# GIVEN DATA start

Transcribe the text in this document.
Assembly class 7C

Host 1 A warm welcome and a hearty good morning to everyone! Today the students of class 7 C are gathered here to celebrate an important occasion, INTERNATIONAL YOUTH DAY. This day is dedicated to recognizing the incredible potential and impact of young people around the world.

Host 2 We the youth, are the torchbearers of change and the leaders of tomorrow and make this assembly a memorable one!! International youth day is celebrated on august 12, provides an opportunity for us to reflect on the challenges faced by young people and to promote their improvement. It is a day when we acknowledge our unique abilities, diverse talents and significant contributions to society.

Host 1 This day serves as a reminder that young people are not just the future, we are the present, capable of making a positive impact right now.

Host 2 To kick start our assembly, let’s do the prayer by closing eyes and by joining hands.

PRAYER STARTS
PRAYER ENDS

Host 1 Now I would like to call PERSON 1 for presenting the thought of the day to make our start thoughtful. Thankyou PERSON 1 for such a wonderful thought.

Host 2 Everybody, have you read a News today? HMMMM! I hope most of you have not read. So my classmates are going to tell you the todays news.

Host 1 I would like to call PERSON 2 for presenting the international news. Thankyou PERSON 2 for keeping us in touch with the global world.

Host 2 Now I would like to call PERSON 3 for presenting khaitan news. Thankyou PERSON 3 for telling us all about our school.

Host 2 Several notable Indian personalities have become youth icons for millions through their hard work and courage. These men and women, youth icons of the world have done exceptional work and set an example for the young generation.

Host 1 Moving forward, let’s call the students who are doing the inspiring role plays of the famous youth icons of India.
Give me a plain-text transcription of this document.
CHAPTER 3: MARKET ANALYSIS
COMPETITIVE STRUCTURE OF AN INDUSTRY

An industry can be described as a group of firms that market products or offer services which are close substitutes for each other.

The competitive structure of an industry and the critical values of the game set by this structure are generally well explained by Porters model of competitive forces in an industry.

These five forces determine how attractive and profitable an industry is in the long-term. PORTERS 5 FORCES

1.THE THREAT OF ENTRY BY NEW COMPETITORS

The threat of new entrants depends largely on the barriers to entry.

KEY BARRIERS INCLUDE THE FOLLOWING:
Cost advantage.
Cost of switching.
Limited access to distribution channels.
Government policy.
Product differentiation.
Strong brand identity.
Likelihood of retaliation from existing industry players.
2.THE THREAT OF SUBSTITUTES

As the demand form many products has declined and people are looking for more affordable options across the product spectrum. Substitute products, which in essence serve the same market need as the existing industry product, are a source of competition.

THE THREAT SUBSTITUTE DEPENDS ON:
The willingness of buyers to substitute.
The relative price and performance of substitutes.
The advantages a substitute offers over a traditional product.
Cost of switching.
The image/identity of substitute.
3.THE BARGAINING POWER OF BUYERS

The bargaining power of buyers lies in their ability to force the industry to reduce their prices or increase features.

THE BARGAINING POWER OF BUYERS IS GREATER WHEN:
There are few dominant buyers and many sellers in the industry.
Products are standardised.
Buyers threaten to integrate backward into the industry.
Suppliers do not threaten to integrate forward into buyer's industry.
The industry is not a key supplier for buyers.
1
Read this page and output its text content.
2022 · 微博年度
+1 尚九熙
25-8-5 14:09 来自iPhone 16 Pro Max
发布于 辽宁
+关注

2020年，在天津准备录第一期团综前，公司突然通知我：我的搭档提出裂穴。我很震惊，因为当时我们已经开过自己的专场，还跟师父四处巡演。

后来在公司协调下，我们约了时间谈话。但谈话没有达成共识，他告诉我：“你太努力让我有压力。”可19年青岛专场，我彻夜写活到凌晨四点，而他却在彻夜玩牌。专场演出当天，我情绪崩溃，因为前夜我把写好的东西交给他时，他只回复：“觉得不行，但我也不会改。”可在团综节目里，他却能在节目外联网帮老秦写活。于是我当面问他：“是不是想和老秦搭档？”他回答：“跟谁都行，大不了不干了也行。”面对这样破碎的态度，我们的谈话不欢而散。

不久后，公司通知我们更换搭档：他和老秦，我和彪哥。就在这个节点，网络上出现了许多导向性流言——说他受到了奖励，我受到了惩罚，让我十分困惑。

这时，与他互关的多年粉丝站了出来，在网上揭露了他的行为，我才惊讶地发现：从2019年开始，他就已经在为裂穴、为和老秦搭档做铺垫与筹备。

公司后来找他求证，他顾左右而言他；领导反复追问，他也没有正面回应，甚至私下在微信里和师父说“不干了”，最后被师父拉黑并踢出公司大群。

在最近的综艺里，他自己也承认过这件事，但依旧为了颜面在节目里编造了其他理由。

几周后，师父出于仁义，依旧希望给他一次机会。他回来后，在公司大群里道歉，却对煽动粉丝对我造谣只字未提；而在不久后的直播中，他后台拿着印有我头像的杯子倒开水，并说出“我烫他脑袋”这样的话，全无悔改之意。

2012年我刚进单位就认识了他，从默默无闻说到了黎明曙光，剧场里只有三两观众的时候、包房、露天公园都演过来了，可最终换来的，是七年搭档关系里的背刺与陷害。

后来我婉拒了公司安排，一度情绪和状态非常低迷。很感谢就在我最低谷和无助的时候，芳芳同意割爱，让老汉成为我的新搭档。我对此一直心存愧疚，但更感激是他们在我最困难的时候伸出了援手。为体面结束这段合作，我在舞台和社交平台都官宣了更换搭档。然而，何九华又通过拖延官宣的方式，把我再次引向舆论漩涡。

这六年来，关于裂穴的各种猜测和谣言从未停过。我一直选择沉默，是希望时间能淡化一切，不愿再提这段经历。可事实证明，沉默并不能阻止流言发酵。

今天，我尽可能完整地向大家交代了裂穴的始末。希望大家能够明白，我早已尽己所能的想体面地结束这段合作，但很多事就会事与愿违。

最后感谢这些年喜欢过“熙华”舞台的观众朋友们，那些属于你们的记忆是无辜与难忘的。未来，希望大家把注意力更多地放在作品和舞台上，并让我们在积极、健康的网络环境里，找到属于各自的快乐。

# GIVEN DATA end

→ **TASK GOAL**: Return every entry verbatim.

→ **SOLUTION FOR THIS TASK**:
Transcribe the text in this document.
Assembly class 7C

Host 1 A warm welcome and a hearty good morning to everyone! Today the students of class 7 C are gathered here to celebrate an important occasion, INTERNATIONAL YOUTH DAY. This day is dedicated to recognizing the incredible potential and impact of young people around the world.

Host 2 We the youth, are the torchbearers of change and the leaders of tomorrow and make this assembly a memorable one!! International youth day is celebrated on august 12, provides an opportunity for us to reflect on the challenges faced by young people and to promote their improvement. It is a day when we acknowledge our unique abilities, diverse talents and significant contributions to society.

Host 1 This day serves as a reminder that young people are not just the future, we are the present, capable of making a positive impact right now.

Host 2 To kick start our assembly, let’s do the prayer by closing eyes and by joining hands.

PRAYER STARTS
PRAYER ENDS

Host 1 Now I would like to call PERSON 1 for presenting the thought of the day to make our start thoughtful. Thankyou PERSON 1 for such a wonderful thought.

Host 2 Everybody, have you read a News today? HMMMM! I hope most of you have not read. So my classmates are going to tell you the todays news.

Host 1 I would like to call PERSON 2 for presenting the international news. Thankyou PERSON 2 for keeping us in touch with the global world.

Host 2 Now I would like to call PERSON 3 for presenting khaitan news. Thankyou PERSON 3 for telling us all about our school.

Host 2 Several notable Indian personalities have become youth icons for millions through their hard work and courage. These men and women, youth icons of the world have done exceptional work and set an example for the young generation.

Host 1 Moving forward, let’s call the students who are doing the inspiring role plays of the famous youth icons of India.
Give me a plain-text transcription of this document.
CHAPTER 3: MARKET ANALYSIS
COMPETITIVE STRUCTURE OF AN INDUSTRY

An industry can be described as a group of firms that market products or offer services which are close substitutes for each other.

The competitive structure of an industry and the critical values of the game set by this structure are generally well explained by Porters model of competitive forces in an industry.

These five forces determine how attractive and profitable an industry is in the long-term. PORTERS 5 FORCES

1.THE THREAT OF ENTRY BY NEW COMPETITORS

The threat of new entrants depends largely on the barriers to entry.

KEY BARRIERS INCLUDE THE FOLLOWING:
Cost advantage.
Cost of switching.
Limited access to distribution channels.
Government policy.
Product differentiation.
Strong brand identity.
Likelihood of retaliation from existing industry players.
2.THE THREAT OF SUBSTITUTES

As the demand form many products has declined and people are looking for more affordable options across the product spectrum. Substitute products, which in essence serve the same market need as the existing industry product, are a source of competition.

THE THREAT SUBSTITUTE DEPENDS ON:
The willingness of buyers to substitute.
The relative price and performance of substitutes.
The advantages a substitute offers over a traditional product.
Cost of switching.
The image/identity of substitute.
3.THE BARGAINING POWER OF BUYERS

The bargaining power of buyers lies in their ability to force the industry to reduce their prices or increase features.

THE BARGAINING POWER OF BUYERS IS GREATER WHEN:
There are few dominant buyers and many sellers in the industry.
Products are standardised.
Buyers threaten to integrate backward into the industry.
Suppliers do not threaten to integrate forward into buyer's industry.
The industry is not a key supplier for buyers.
1
Read this page and output its text content.
2022 · 微博年度
+1 尚九熙
25-8-5 14:09 来自iPhone 16 Pro Max
发布于 辽宁
+关注

2020年，在天津准备录第一期团综前，公司突然通知我：我的搭档提出裂穴。我很震惊，因为当时我们已经开过自己的专场，还跟师父四处巡演。

后来在公司协调下，我们约了时间谈话。但谈话没有达成共识，他告诉我：“你太努力让我有压力。”可19年青岛专场，我彻夜写活到凌晨四点，而他却在彻夜玩牌。专场演出当天，我情绪崩溃，因为前夜我把写好的东西交给他时，他只回复：“觉得不行，但我也不会改。”可在团综节目里，他却能在节目外联网帮老秦写活。于是我当面问他：“是不是想和老秦搭档？”他回答：“跟谁都行，大不了不干了也行。”面对这样破碎的态度，我们的谈话不欢而散。

不久后，公司通知我们更换搭档：他和老秦，我和彪哥。就在这个节点，网络上出现了许多导向性流言——说他受到了奖励，我受到了惩罚，让我十分困惑。

这时，与他互关的多年粉丝站了出来，在网上揭露了他的行为，我才惊讶地发现：从2019年开始，他就已经在为裂穴、为和老秦搭档做铺垫与筹备。

公司后来找他求证，他顾左右而言他；领导反复追问，他也没有正面回应，甚至私下在微信里和师父说“不干了”，最后被师父拉黑并踢出公司大群。

在最近的综艺里，他自己也承认过这件事，但依旧为了颜面在节目里编造了其他理由。

几周后，师父出于仁义，依旧希望给他一次机会。他回来后，在公司大群里道歉，却对煽动粉丝对我造谣只字未提；而在不久后的直播中，他后台拿着印有我头像的杯子倒开水，并说出“我烫他脑袋”这样的话，全无悔改之意。

2012年我刚进单位就认识了他，从默默无闻说到了黎明曙光，剧场里只有三两观众的时候、包房、露天公园都演过来了，可最终换来的，是七年搭档关系里的背刺与陷害。

后来我婉拒了公司安排，一度情绪和状态非常低迷。很感谢就在我最低谷和无助的时候，芳芳同意割爱，让老汉成为我的新搭档。我对此一直心存愧疚，但更感激是他们在我最困难的时候伸出了援手。为体面结束这段合作，我在舞台和社交平台都官宣了更换搭档。然而，何九华又通过拖延官宣的方式，把我再次引向舆论漩涡。

这六年来，关于裂穴的各种猜测和谣言从未停过。我一直选择沉默，是希望时间能淡化一切，不愿再提这段经历。可事实证明，沉默并不能阻止流言发酵。

今天，我尽可能完整地向大家交代了裂穴的始末。希望大家能够明白，我早已尽己所能的想体面地结束这段合作，但很多事就会事与愿违。

最后感谢这些年喜欢过“熙华”舞台的观众朋友们，那些属于你们的记忆是无辜与难忘的。未来，希望大家把注意力更多地放在作品和舞台上，并让我们在积极、健康的网络环境里，找到属于各自的快乐。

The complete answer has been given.